Task requirements ->
Reproduce all lines of the listing below in which the word "能够得到" occurs.

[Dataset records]
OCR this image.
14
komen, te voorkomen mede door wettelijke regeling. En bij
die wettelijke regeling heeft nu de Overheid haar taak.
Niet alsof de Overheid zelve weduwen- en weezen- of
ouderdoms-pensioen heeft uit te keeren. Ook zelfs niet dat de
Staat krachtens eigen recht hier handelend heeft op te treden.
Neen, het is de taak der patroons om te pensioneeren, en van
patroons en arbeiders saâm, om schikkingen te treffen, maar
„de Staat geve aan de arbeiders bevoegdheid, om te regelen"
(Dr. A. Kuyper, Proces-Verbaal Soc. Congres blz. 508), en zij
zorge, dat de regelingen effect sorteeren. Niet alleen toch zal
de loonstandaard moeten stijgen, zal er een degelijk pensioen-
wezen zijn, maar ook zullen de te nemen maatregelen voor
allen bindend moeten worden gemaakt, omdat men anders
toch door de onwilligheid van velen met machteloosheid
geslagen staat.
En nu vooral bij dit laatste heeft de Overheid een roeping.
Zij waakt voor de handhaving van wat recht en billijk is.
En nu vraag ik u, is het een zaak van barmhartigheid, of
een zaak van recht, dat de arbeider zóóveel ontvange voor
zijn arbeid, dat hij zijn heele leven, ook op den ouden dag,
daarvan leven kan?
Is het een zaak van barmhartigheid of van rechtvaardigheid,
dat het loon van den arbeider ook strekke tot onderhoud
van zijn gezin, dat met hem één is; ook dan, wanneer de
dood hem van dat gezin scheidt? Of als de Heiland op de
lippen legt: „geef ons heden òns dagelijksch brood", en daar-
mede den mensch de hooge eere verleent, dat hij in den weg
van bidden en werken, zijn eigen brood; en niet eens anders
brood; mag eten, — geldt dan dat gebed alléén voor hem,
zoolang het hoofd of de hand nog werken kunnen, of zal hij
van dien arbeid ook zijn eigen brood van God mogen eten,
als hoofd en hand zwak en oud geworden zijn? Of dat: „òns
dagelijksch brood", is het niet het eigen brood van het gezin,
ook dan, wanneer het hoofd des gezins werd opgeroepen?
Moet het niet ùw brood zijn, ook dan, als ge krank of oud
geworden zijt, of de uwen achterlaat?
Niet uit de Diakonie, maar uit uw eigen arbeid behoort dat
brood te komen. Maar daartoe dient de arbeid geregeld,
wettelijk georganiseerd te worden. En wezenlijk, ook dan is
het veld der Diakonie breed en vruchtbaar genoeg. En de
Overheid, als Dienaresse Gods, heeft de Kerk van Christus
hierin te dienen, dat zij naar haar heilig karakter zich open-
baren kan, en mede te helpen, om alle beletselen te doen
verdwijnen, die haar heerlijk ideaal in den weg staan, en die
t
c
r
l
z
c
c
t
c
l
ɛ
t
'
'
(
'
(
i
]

* * *

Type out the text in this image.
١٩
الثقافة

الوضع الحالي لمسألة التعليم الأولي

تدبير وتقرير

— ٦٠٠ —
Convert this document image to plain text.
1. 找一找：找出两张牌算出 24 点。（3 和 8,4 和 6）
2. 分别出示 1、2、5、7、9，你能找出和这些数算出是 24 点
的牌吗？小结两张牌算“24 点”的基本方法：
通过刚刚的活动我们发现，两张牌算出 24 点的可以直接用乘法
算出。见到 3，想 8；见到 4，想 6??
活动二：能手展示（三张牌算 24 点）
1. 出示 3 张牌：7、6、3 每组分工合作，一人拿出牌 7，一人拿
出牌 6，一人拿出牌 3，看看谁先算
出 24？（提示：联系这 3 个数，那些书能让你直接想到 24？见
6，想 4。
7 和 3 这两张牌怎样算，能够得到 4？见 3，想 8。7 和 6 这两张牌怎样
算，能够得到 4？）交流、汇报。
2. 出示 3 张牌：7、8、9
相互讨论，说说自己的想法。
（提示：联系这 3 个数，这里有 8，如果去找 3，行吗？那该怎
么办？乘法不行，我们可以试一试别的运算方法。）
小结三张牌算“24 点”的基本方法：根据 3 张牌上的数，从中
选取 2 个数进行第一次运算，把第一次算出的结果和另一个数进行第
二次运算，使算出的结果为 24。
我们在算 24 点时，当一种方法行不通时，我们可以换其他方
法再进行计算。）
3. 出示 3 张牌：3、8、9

--

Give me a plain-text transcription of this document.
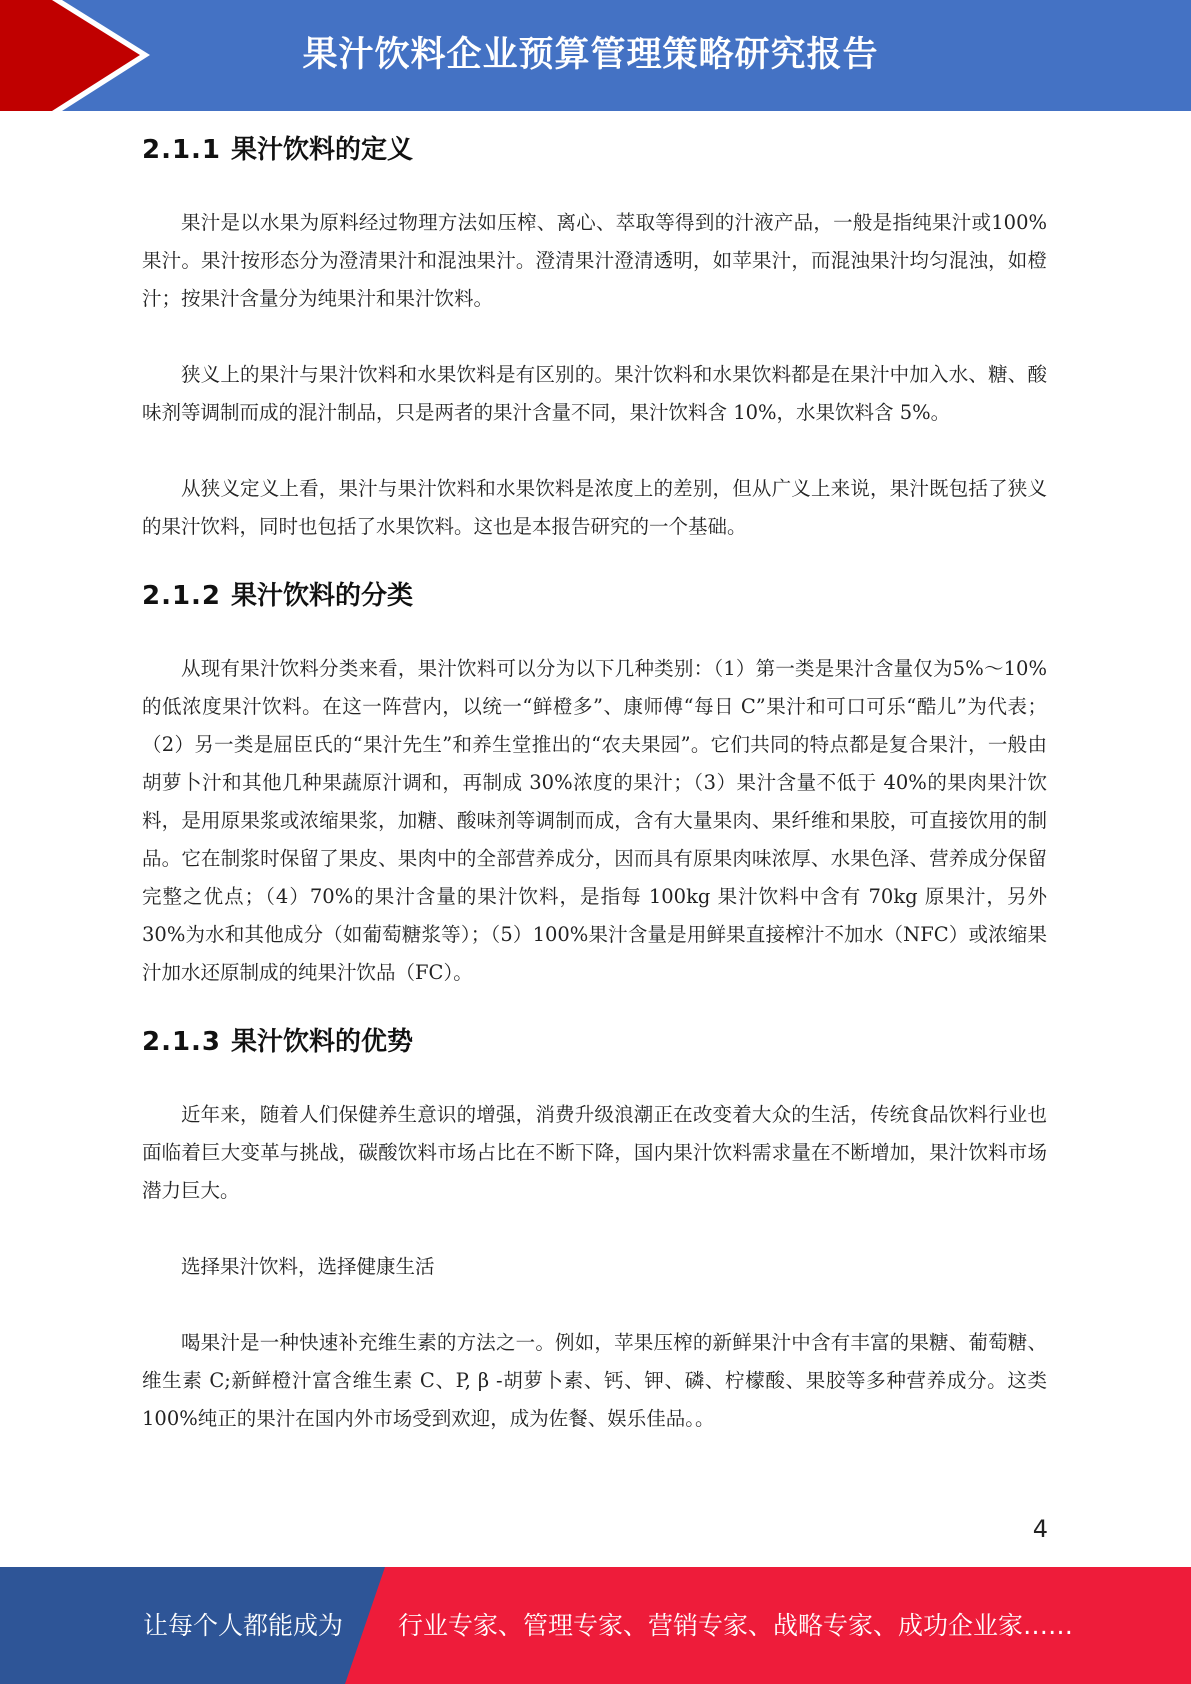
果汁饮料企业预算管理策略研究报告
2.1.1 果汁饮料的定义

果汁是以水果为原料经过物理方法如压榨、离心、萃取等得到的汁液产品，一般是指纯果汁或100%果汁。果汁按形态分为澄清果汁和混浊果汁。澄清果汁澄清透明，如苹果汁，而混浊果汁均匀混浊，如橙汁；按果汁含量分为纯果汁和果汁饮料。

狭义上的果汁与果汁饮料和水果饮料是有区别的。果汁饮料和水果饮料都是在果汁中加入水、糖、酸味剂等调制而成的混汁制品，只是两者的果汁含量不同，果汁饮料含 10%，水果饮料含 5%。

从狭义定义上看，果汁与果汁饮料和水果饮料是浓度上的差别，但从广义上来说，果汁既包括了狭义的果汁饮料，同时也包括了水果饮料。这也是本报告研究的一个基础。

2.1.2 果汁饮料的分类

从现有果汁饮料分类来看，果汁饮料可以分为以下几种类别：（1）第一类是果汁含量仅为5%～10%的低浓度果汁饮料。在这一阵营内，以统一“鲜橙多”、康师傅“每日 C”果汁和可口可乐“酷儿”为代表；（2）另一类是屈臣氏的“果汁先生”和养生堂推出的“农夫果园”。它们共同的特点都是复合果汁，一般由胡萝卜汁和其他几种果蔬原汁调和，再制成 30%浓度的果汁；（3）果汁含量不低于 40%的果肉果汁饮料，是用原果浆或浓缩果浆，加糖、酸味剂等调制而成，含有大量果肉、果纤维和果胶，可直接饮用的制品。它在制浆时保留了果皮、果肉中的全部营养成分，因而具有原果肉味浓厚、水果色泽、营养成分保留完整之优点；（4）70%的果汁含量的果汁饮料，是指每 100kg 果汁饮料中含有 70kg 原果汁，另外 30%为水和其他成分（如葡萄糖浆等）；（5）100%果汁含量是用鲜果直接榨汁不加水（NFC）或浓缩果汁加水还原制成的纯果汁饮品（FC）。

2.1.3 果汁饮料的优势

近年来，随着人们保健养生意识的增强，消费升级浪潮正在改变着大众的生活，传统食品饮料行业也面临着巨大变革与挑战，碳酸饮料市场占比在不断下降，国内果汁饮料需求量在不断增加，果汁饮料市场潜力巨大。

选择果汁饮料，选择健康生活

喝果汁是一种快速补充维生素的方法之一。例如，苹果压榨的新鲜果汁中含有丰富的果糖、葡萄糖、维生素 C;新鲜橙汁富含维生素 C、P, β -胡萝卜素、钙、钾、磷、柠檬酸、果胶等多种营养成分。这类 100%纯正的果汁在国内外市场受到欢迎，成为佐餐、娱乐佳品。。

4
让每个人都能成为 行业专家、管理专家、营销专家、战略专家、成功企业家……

Response to the task ->
7 和 3 这两张牌怎样算，能够得到 4？见 3，想 8。7 和 6 这两张牌怎样
算，能够得到 4？）交流、汇报。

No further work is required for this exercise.